## [Stated exercise]
Copy out the entries below in full and exactly.

Start of Exercise material

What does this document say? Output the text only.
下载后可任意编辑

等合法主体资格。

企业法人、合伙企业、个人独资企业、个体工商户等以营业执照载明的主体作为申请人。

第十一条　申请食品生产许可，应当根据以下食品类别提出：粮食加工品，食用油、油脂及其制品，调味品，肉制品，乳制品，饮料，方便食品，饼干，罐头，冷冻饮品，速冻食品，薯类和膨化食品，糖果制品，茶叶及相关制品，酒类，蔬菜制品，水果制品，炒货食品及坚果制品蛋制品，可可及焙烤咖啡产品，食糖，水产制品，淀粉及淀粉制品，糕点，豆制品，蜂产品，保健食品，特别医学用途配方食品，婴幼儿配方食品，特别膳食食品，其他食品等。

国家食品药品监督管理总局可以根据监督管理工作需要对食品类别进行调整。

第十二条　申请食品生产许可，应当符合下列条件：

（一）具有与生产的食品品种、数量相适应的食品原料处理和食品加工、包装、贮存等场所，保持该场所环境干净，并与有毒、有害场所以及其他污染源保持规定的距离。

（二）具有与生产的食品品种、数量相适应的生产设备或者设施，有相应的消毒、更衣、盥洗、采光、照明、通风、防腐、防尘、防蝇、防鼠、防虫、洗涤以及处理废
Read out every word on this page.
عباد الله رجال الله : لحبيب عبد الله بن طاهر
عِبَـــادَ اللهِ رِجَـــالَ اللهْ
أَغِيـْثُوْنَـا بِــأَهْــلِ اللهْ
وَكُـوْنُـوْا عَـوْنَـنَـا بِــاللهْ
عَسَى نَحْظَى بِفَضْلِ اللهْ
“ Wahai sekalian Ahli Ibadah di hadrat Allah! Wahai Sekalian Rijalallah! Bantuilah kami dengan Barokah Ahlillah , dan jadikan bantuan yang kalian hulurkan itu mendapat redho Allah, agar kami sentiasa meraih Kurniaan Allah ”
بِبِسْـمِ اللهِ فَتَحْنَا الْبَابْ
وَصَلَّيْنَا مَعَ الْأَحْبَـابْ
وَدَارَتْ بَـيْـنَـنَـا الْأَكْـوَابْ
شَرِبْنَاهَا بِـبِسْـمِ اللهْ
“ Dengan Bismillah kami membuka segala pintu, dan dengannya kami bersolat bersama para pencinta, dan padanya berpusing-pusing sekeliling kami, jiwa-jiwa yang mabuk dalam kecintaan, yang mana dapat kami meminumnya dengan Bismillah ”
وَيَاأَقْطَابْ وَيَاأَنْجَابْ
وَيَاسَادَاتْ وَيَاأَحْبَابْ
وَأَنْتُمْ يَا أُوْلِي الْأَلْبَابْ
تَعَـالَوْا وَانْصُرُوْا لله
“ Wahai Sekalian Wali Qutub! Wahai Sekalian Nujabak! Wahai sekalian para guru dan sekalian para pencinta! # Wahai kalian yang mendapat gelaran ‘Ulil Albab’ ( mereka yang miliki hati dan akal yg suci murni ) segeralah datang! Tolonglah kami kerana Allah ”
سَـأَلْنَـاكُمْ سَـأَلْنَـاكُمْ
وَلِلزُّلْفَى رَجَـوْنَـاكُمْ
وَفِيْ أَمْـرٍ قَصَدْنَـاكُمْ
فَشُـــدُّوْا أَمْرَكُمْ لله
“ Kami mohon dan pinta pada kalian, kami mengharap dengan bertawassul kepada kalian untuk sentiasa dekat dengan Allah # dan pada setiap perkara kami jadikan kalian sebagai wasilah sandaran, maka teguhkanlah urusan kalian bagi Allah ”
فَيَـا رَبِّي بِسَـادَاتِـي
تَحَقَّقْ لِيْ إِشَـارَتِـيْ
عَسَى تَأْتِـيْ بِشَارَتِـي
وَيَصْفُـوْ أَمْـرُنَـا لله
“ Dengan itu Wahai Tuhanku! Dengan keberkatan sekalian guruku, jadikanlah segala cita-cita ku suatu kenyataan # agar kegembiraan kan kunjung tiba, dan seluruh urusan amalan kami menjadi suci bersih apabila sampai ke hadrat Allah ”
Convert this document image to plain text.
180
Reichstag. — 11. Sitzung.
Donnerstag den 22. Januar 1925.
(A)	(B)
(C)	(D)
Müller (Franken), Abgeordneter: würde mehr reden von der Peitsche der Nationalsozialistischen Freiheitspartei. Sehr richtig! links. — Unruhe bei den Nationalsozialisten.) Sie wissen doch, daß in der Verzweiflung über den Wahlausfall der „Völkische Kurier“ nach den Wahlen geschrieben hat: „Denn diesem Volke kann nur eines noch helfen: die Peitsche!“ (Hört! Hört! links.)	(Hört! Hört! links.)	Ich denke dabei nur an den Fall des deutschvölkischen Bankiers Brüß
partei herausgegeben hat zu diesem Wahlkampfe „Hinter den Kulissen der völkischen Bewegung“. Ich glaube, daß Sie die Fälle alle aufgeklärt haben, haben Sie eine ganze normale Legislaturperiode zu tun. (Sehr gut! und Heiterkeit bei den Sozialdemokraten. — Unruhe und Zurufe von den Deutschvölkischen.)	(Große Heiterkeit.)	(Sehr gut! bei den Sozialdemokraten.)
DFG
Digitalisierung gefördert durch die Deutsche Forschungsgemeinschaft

End of Exercise material

## [Response for this exercise]
What does this document say? Output the text only.
下载后可任意编辑

等合法主体资格。

企业法人、合伙企业、个人独资企业、个体工商户等以营业执照载明的主体作为申请人。

第十一条　申请食品生产许可，应当根据以下食品类别提出：粮食加工品，食用油、油脂及其制品，调味品，肉制品，乳制品，饮料，方便食品，饼干，罐头，冷冻饮品，速冻食品，薯类和膨化食品，糖果制品，茶叶及相关制品，酒类，蔬菜制品，水果制品，炒货食品及坚果制品蛋制品，可可及焙烤咖啡产品，食糖，水产制品，淀粉及淀粉制品，糕点，豆制品，蜂产品，保健食品，特别医学用途配方食品，婴幼儿配方食品，特别膳食食品，其他食品等。

国家食品药品监督管理总局可以根据监督管理工作需要对食品类别进行调整。

第十二条　申请食品生产许可，应当符合下列条件：

（一）具有与生产的食品品种、数量相适应的食品原料处理和食品加工、包装、贮存等场所，保持该场所环境干净，并与有毒、有害场所以及其他污染源保持规定的距离。

（二）具有与生产的食品品种、数量相适应的生产设备或者设施，有相应的消毒、更衣、盥洗、采光、照明、通风、防腐、防尘、防蝇、防鼠、防虫、洗涤以及处理废
Read out every word on this page.
عباد الله رجال الله : لحبيب عبد الله بن طاهر
عِبَـــادَ اللهِ رِجَـــالَ اللهْ
أَغِيـْثُوْنَـا بِــأَهْــلِ اللهْ
وَكُـوْنُـوْا عَـوْنَـنَـا بِــاللهْ
عَسَى نَحْظَى بِفَضْلِ اللهْ
“ Wahai sekalian Ahli Ibadah di hadrat Allah! Wahai Sekalian Rijalallah! Bantuilah kami dengan Barokah Ahlillah , dan jadikan bantuan yang kalian hulurkan itu mendapat redho Allah, agar kami sentiasa meraih Kurniaan Allah ”
بِبِسْـمِ اللهِ فَتَحْنَا الْبَابْ
وَصَلَّيْنَا مَعَ الْأَحْبَـابْ
وَدَارَتْ بَـيْـنَـنَـا الْأَكْـوَابْ
شَرِبْنَاهَا بِـبِسْـمِ اللهْ
“ Dengan Bismillah kami membuka segala pintu, dan dengannya kami bersolat bersama para pencinta, dan padanya berpusing-pusing sekeliling kami, jiwa-jiwa yang mabuk dalam kecintaan, yang mana dapat kami meminumnya dengan Bismillah ”
وَيَاأَقْطَابْ وَيَاأَنْجَابْ
وَيَاسَادَاتْ وَيَاأَحْبَابْ
وَأَنْتُمْ يَا أُوْلِي الْأَلْبَابْ
تَعَـالَوْا وَانْصُرُوْا لله
“ Wahai Sekalian Wali Qutub! Wahai Sekalian Nujabak! Wahai sekalian para guru dan sekalian para pencinta! # Wahai kalian yang mendapat gelaran ‘Ulil Albab’ ( mereka yang miliki hati dan akal yg suci murni ) segeralah datang! Tolonglah kami kerana Allah ”
سَـأَلْنَـاكُمْ سَـأَلْنَـاكُمْ
وَلِلزُّلْفَى رَجَـوْنَـاكُمْ
وَفِيْ أَمْـرٍ قَصَدْنَـاكُمْ
فَشُـــدُّوْا أَمْرَكُمْ لله
“ Kami mohon dan pinta pada kalian, kami mengharap dengan bertawassul kepada kalian untuk sentiasa dekat dengan Allah # dan pada setiap perkara kami jadikan kalian sebagai wasilah sandaran, maka teguhkanlah urusan kalian bagi Allah ”
فَيَـا رَبِّي بِسَـادَاتِـي
تَحَقَّقْ لِيْ إِشَـارَتِـيْ
عَسَى تَأْتِـيْ بِشَارَتِـي
وَيَصْفُـوْ أَمْـرُنَـا لله
“ Dengan itu Wahai Tuhanku! Dengan keberkatan sekalian guruku, jadikanlah segala cita-cita ku suatu kenyataan # agar kegembiraan kan kunjung tiba, dan seluruh urusan amalan kami menjadi suci bersih apabila sampai ke hadrat Allah ”
Convert this document image to plain text.
180
Reichstag. — 11. Sitzung.
Donnerstag den 22. Januar 1925.
(A)	(B)
(C)	(D)
Müller (Franken), Abgeordneter: würde mehr reden von der Peitsche der Nationalsozialistischen Freiheitspartei. Sehr richtig! links. — Unruhe bei den Nationalsozialisten.) Sie wissen doch, daß in der Verzweiflung über den Wahlausfall der „Völkische Kurier“ nach den Wahlen geschrieben hat: „Denn diesem Volke kann nur eines noch helfen: die Peitsche!“ (Hört! Hört! links.)	(Hört! Hört! links.)	Ich denke dabei nur an den Fall des deutschvölkischen Bankiers Brüß
partei herausgegeben hat zu diesem Wahlkampfe „Hinter den Kulissen der völkischen Bewegung“. Ich glaube, daß Sie die Fälle alle aufgeklärt haben, haben Sie eine ganze normale Legislaturperiode zu tun. (Sehr gut! und Heiterkeit bei den Sozialdemokraten. — Unruhe und Zurufe von den Deutschvölkischen.)	(Große Heiterkeit.)	(Sehr gut! bei den Sozialdemokraten.)
DFG
Digitalisierung gefördert durch die Deutsche Forschungsgemeinschaft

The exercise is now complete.